- EXERCISE DESCRIPTION -
Exact repetition of every entry is required.

--- start INFORMATION PROVIDED ---

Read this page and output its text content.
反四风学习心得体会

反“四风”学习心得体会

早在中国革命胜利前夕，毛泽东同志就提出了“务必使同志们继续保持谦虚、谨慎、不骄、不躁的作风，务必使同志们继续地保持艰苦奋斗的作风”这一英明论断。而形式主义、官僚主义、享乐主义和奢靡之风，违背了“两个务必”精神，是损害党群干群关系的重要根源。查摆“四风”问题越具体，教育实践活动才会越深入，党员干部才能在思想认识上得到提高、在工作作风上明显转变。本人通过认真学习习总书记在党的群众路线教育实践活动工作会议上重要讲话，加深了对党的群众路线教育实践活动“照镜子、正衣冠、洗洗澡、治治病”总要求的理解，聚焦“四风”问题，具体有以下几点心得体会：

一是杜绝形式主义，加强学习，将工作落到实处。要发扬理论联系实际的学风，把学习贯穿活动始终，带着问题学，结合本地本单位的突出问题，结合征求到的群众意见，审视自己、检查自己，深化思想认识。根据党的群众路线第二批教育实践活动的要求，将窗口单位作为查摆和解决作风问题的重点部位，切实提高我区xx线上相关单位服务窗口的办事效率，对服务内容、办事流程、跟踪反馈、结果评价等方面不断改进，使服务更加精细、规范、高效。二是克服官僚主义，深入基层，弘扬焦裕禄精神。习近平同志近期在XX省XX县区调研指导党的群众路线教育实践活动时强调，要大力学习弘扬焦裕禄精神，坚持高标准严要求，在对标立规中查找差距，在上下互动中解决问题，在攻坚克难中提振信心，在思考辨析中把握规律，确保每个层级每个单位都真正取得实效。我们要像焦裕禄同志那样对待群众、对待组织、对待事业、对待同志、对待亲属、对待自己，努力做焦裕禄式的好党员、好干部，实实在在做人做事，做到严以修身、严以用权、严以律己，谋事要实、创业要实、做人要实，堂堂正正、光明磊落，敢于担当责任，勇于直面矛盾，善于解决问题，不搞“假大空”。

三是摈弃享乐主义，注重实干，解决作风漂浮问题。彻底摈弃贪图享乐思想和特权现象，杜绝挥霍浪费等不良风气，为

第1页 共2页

--- end INFORMATION PROVIDED ---

- WORKED ANSWER -
Read this page and output its text content.
反四风学习心得体会

反“四风”学习心得体会

早在中国革命胜利前夕，毛泽东同志就提出了“务必使同志们继续保持谦虚、谨慎、不骄、不躁的作风，务必使同志们继续地保持艰苦奋斗的作风”这一英明论断。而形式主义、官僚主义、享乐主义和奢靡之风，违背了“两个务必”精神，是损害党群干群关系的重要根源。查摆“四风”问题越具体，教育实践活动才会越深入，党员干部才能在思想认识上得到提高、在工作作风上明显转变。本人通过认真学习习总书记在党的群众路线教育实践活动工作会议上重要讲话，加深了对党的群众路线教育实践活动“照镜子、正衣冠、洗洗澡、治治病”总要求的理解，聚焦“四风”问题，具体有以下几点心得体会：

一是杜绝形式主义，加强学习，将工作落到实处。要发扬理论联系实际的学风，把学习贯穿活动始终，带着问题学，结合本地本单位的突出问题，结合征求到的群众意见，审视自己、检查自己，深化思想认识。根据党的群众路线第二批教育实践活动的要求，将窗口单位作为查摆和解决作风问题的重点部位，切实提高我区xx线上相关单位服务窗口的办事效率，对服务内容、办事流程、跟踪反馈、结果评价等方面不断改进，使服务更加精细、规范、高效。二是克服官僚主义，深入基层，弘扬焦裕禄精神。习近平同志近期在XX省XX县区调研指导党的群众路线教育实践活动时强调，要大力学习弘扬焦裕禄精神，坚持高标准严要求，在对标立规中查找差距，在上下互动中解决问题，在攻坚克难中提振信心，在思考辨析中把握规律，确保每个层级每个单位都真正取得实效。我们要像焦裕禄同志那样对待群众、对待组织、对待事业、对待同志、对待亲属、对待自己，努力做焦裕禄式的好党员、好干部，实实在在做人做事，做到严以修身、严以用权、严以律己，谋事要实、创业要实、做人要实，堂堂正正、光明磊落，敢于担当责任，勇于直面矛盾，善于解决问题，不搞“假大空”。

三是摈弃享乐主义，注重实干，解决作风漂浮问题。彻底摈弃贪图享乐思想和特权现象，杜绝挥霍浪费等不良风气，为

第1页 共2页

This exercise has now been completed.